SHORT EXERCISE: Extract the items from the start of the records through the line containing "legend-label: # of", copying each line unchanged.

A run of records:
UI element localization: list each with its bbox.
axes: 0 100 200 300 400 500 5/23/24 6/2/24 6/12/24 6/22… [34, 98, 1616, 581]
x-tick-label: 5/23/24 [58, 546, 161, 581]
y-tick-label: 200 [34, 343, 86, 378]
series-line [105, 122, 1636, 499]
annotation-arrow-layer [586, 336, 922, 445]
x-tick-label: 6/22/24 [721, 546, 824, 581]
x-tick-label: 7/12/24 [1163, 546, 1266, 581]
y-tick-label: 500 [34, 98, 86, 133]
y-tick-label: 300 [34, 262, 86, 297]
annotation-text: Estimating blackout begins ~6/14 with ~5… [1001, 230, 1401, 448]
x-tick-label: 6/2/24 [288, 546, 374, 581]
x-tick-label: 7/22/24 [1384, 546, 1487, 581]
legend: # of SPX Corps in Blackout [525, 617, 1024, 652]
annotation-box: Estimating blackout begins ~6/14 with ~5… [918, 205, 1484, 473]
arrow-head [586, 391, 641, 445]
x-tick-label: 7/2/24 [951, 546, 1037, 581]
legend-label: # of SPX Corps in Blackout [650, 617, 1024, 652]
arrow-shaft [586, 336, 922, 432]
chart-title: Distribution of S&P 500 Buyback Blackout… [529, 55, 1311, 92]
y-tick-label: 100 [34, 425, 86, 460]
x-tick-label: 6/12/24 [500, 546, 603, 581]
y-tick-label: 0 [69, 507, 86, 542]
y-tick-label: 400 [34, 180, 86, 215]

SOLUTION FOR THIS PROBLEM:
UI element localization: list each with its bbox.
axes: 0 100 200 300 400 500 5/23/24 6/2/24 6/12/24 6/22… [34, 98, 1616, 581]
x-tick-label: 5/23/24 [58, 546, 161, 581]
y-tick-label: 200 [34, 343, 86, 378]
series-line [105, 122, 1636, 499]
annotation-arrow-layer [586, 336, 922, 445]
x-tick-label: 6/22/24 [721, 546, 824, 581]
x-tick-label: 7/12/24 [1163, 546, 1266, 581]
y-tick-label: 500 [34, 98, 86, 133]
y-tick-label: 300 [34, 262, 86, 297]
annotation-text: Estimating blackout begins ~6/14 with ~5… [1001, 230, 1401, 448]
x-tick-label: 6/2/24 [288, 546, 374, 581]
x-tick-label: 7/22/24 [1384, 546, 1487, 581]
legend: # of SPX Corps in Blackout [525, 617, 1024, 652]
annotation-box: Estimating blackout begins ~6/14 with ~5… [918, 205, 1484, 473]
arrow-head [586, 391, 641, 445]
x-tick-label: 7/2/24 [951, 546, 1037, 581]
legend-label: # of SPX Corps in Blackout [650, 617, 1024, 652]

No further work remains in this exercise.